§ **JOB**
Write out every entry, unchanged. Skip any picture.
— Start —
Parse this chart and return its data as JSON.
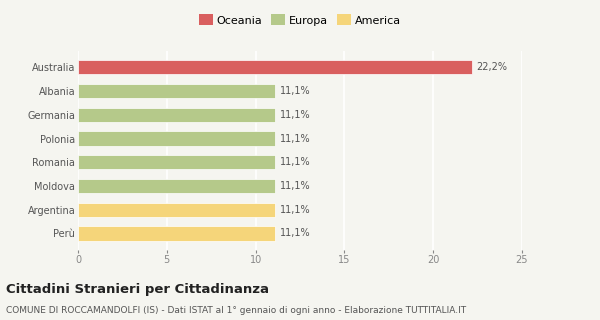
{
  "categories": [
    "Perù",
    "Argentina",
    "Moldova",
    "Romania",
    "Polonia",
    "Germania",
    "Albania",
    "Australia"
  ],
  "values": [
    11.1,
    11.1,
    11.1,
    11.1,
    11.1,
    11.1,
    11.1,
    22.2
  ],
  "colors": [
    "#f5d57a",
    "#f5d57a",
    "#b5c98a",
    "#b5c98a",
    "#b5c98a",
    "#b5c98a",
    "#b5c98a",
    "#d95f5f"
  ],
  "labels": [
    "11,1%",
    "11,1%",
    "11,1%",
    "11,1%",
    "11,1%",
    "11,1%",
    "11,1%",
    "22,2%"
  ],
  "legend": [
    {
      "label": "Oceania",
      "color": "#d95f5f"
    },
    {
      "label": "Europa",
      "color": "#b5c98a"
    },
    {
      "label": "America",
      "color": "#f5d57a"
    }
  ],
  "xlim": [
    0,
    25
  ],
  "xticks": [
    0,
    5,
    10,
    15,
    20,
    25
  ],
  "title": "Cittadini Stranieri per Cittadinanza",
  "subtitle": "COMUNE DI ROCCAMANDOLFI (IS) - Dati ISTAT al 1° gennaio di ogni anno - Elaborazione TUTTITALIA.IT",
  "bg_color": "#f5f5f0",
  "title_fontsize": 9.5,
  "subtitle_fontsize": 6.5,
  "label_fontsize": 7,
  "tick_fontsize": 7,
  "legend_fontsize": 8
}
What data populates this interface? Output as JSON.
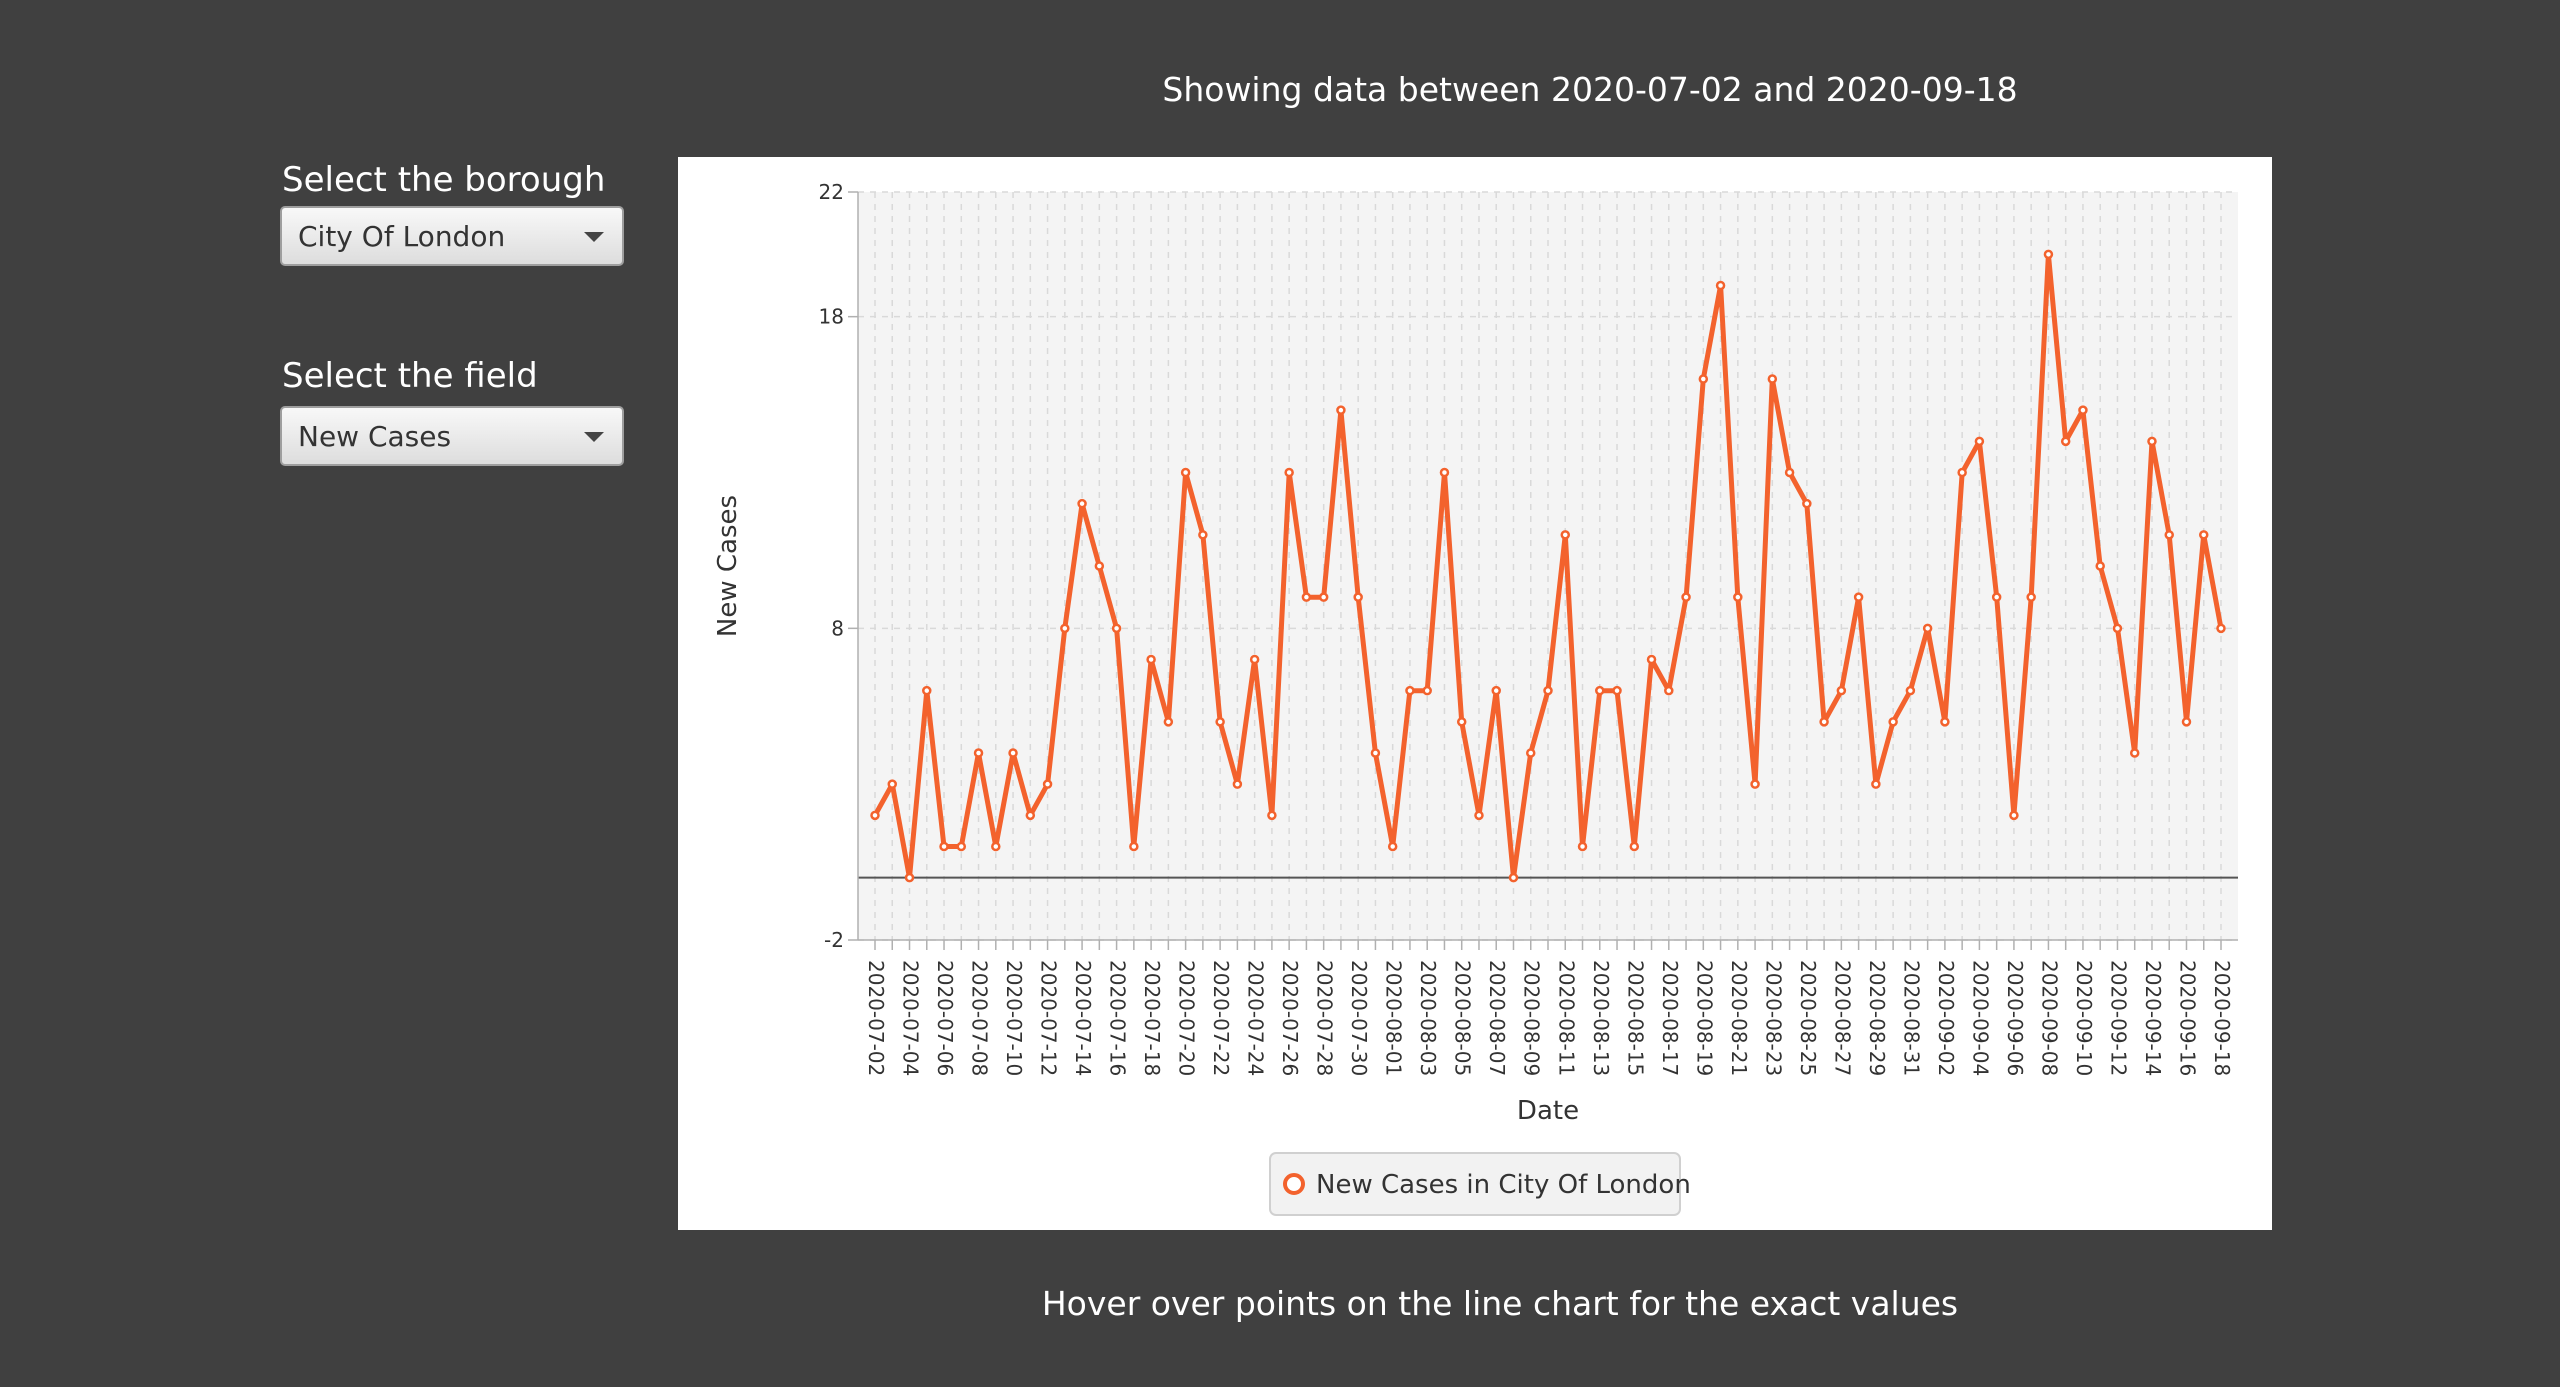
{
  "header": {
    "range_text": "Showing data between 2020-07-02 and 2020-09-18"
  },
  "controls": {
    "borough_label": "Select the borough",
    "borough_value": "City Of London",
    "field_label": "Select the field",
    "field_value": "New Cases"
  },
  "footer": {
    "hint_text": "Hover over points on the line chart for the exact values"
  },
  "colors": {
    "series": "#f3622d",
    "background": "#404040",
    "plot_bg": "#f4f4f4"
  },
  "chart_data": {
    "type": "line",
    "xlabel": "Date",
    "ylabel": "New Cases",
    "ylim": [
      -2,
      22
    ],
    "yticks": [
      -2,
      8,
      18,
      22
    ],
    "grid": true,
    "legend_position": "bottom",
    "series": [
      {
        "name": "New Cases in City Of London",
        "color": "#f3622d",
        "x": [
          "2020-07-02",
          "2020-07-03",
          "2020-07-04",
          "2020-07-05",
          "2020-07-06",
          "2020-07-07",
          "2020-07-08",
          "2020-07-09",
          "2020-07-10",
          "2020-07-11",
          "2020-07-12",
          "2020-07-13",
          "2020-07-14",
          "2020-07-15",
          "2020-07-16",
          "2020-07-17",
          "2020-07-18",
          "2020-07-19",
          "2020-07-20",
          "2020-07-21",
          "2020-07-22",
          "2020-07-23",
          "2020-07-24",
          "2020-07-25",
          "2020-07-26",
          "2020-07-27",
          "2020-07-28",
          "2020-07-29",
          "2020-07-30",
          "2020-07-31",
          "2020-08-01",
          "2020-08-02",
          "2020-08-03",
          "2020-08-04",
          "2020-08-05",
          "2020-08-06",
          "2020-08-07",
          "2020-08-08",
          "2020-08-09",
          "2020-08-10",
          "2020-08-11",
          "2020-08-12",
          "2020-08-13",
          "2020-08-14",
          "2020-08-15",
          "2020-08-16",
          "2020-08-17",
          "2020-08-18",
          "2020-08-19",
          "2020-08-20",
          "2020-08-21",
          "2020-08-22",
          "2020-08-23",
          "2020-08-24",
          "2020-08-25",
          "2020-08-26",
          "2020-08-27",
          "2020-08-28",
          "2020-08-29",
          "2020-08-30",
          "2020-08-31",
          "2020-09-01",
          "2020-09-02",
          "2020-09-03",
          "2020-09-04",
          "2020-09-05",
          "2020-09-06",
          "2020-09-07",
          "2020-09-08",
          "2020-09-09",
          "2020-09-10",
          "2020-09-11",
          "2020-09-12",
          "2020-09-13",
          "2020-09-14",
          "2020-09-15",
          "2020-09-16",
          "2020-09-17",
          "2020-09-18"
        ],
        "y": [
          2,
          3,
          0,
          6,
          1,
          1,
          4,
          1,
          4,
          2,
          3,
          8,
          12,
          10,
          8,
          1,
          7,
          5,
          13,
          11,
          5,
          3,
          7,
          2,
          13,
          9,
          9,
          15,
          9,
          4,
          1,
          6,
          6,
          13,
          5,
          2,
          6,
          0,
          4,
          6,
          11,
          1,
          6,
          6,
          1,
          7,
          6,
          9,
          16,
          19,
          9,
          3,
          16,
          13,
          12,
          5,
          6,
          9,
          3,
          5,
          6,
          8,
          5,
          13,
          14,
          9,
          2,
          9,
          20,
          14,
          15,
          10,
          8,
          4,
          14,
          11,
          5,
          11,
          8
        ]
      }
    ]
  }
}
— End —
§ **COMPLETE RESPONSE**
Parse this chart and return its data as JSON.
{
  "categories": [
    "Perù",
    "Argentina",
    "Moldova",
    "Romania",
    "Polonia",
    "Germania",
    "Albania",
    "Australia"
  ],
  "values": [
    11.1,
    11.1,
    11.1,
    11.1,
    11.1,
    11.1,
    11.1,
    22.2
  ],
  "colors": [
    "#f5d57a",
    "#f5d57a",
    "#b5c98a",
    "#b5c98a",
    "#b5c98a",
    "#b5c98a",
    "#b5c98a",
    "#d95f5f"
  ],
  "labels": [
    "11,1%",
    "11,1%",
    "11,1%",
    "11,1%",
    "11,1%",
    "11,1%",
    "11,1%",
    "22,2%"
  ],
  "legend": [
    {
      "label": "Oceania",
      "color": "#d95f5f"
    },
    {
      "label": "Europa",
      "color": "#b5c98a"
    },
    {
      "label": "America",
      "color": "#f5d57a"
    }
  ],
  "xlim": [
    0,
    25
  ],
  "xticks": [
    0,
    5,
    10,
    15,
    20,
    25
  ],
  "title": "Cittadini Stranieri per Cittadinanza",
  "subtitle": "COMUNE DI ROCCAMANDOLFI (IS) - Dati ISTAT al 1° gennaio di ogni anno - Elaborazione TUTTITALIA.IT",
  "bg_color": "#f5f5f0",
  "title_fontsize": 9.5,
  "subtitle_fontsize": 6.5,
  "label_fontsize": 7,
  "tick_fontsize": 7,
  "legend_fontsize": 8
}
What data populates this interface? Output as JSON.
{
  "header": {
    "range_text": "Showing data between 2020-07-02 and 2020-09-18"
  },
  "controls": {
    "borough_label": "Select the borough",
    "borough_value": "City Of London",
    "field_label": "Select the field",
    "field_value": "New Cases"
  },
  "footer": {
    "hint_text": "Hover over points on the line chart for the exact values"
  },
  "colors": {
    "series": "#f3622d",
    "background": "#404040",
    "plot_bg": "#f4f4f4"
  },
  "chart_data": {
    "type": "line",
    "xlabel": "Date",
    "ylabel": "New Cases",
    "ylim": [
      -2,
      22
    ],
    "yticks": [
      -2,
      8,
      18,
      22
    ],
    "grid": true,
    "legend_position": "bottom",
    "series": [
      {
        "name": "New Cases in City Of London",
        "color": "#f3622d",
        "x": [
          "2020-07-02",
          "2020-07-03",
          "2020-07-04",
          "2020-07-05",
          "2020-07-06",
          "2020-07-07",
          "2020-07-08",
          "2020-07-09",
          "2020-07-10",
          "2020-07-11",
          "2020-07-12",
          "2020-07-13",
          "2020-07-14",
          "2020-07-15",
          "2020-07-16",
          "2020-07-17",
          "2020-07-18",
          "2020-07-19",
          "2020-07-20",
          "2020-07-21",
          "2020-07-22",
          "2020-07-23",
          "2020-07-24",
          "2020-07-25",
          "2020-07-26",
          "2020-07-27",
          "2020-07-28",
          "2020-07-29",
          "2020-07-30",
          "2020-07-31",
          "2020-08-01",
          "2020-08-02",
          "2020-08-03",
          "2020-08-04",
          "2020-08-05",
          "2020-08-06",
          "2020-08-07",
          "2020-08-08",
          "2020-08-09",
          "2020-08-10",
          "2020-08-11",
          "2020-08-12",
          "2020-08-13",
          "2020-08-14",
          "2020-08-15",
          "2020-08-16",
          "2020-08-17",
          "2020-08-18",
          "2020-08-19",
          "2020-08-20",
          "2020-08-21",
          "2020-08-22",
          "2020-08-23",
          "2020-08-24",
          "2020-08-25",
          "2020-08-26",
          "2020-08-27",
          "2020-08-28",
          "2020-08-29",
          "2020-08-30",
          "2020-08-31",
          "2020-09-01",
          "2020-09-02",
          "2020-09-03",
          "2020-09-04",
          "2020-09-05",
          "2020-09-06",
          "2020-09-07",
          "2020-09-08",
          "2020-09-09",
          "2020-09-10",
          "2020-09-11",
          "2020-09-12",
          "2020-09-13",
          "2020-09-14",
          "2020-09-15",
          "2020-09-16",
          "2020-09-17",
          "2020-09-18"
        ],
        "y": [
          2,
          3,
          0,
          6,
          1,
          1,
          4,
          1,
          4,
          2,
          3,
          8,
          12,
          10,
          8,
          1,
          7,
          5,
          13,
          11,
          5,
          3,
          7,
          2,
          13,
          9,
          9,
          15,
          9,
          4,
          1,
          6,
          6,
          13,
          5,
          2,
          6,
          0,
          4,
          6,
          11,
          1,
          6,
          6,
          1,
          7,
          6,
          9,
          16,
          19,
          9,
          3,
          16,
          13,
          12,
          5,
          6,
          9,
          3,
          5,
          6,
          8,
          5,
          13,
          14,
          9,
          2,
          9,
          20,
          14,
          15,
          10,
          8,
          4,
          14,
          11,
          5,
          11,
          8
        ]
      }
    ]
  }
}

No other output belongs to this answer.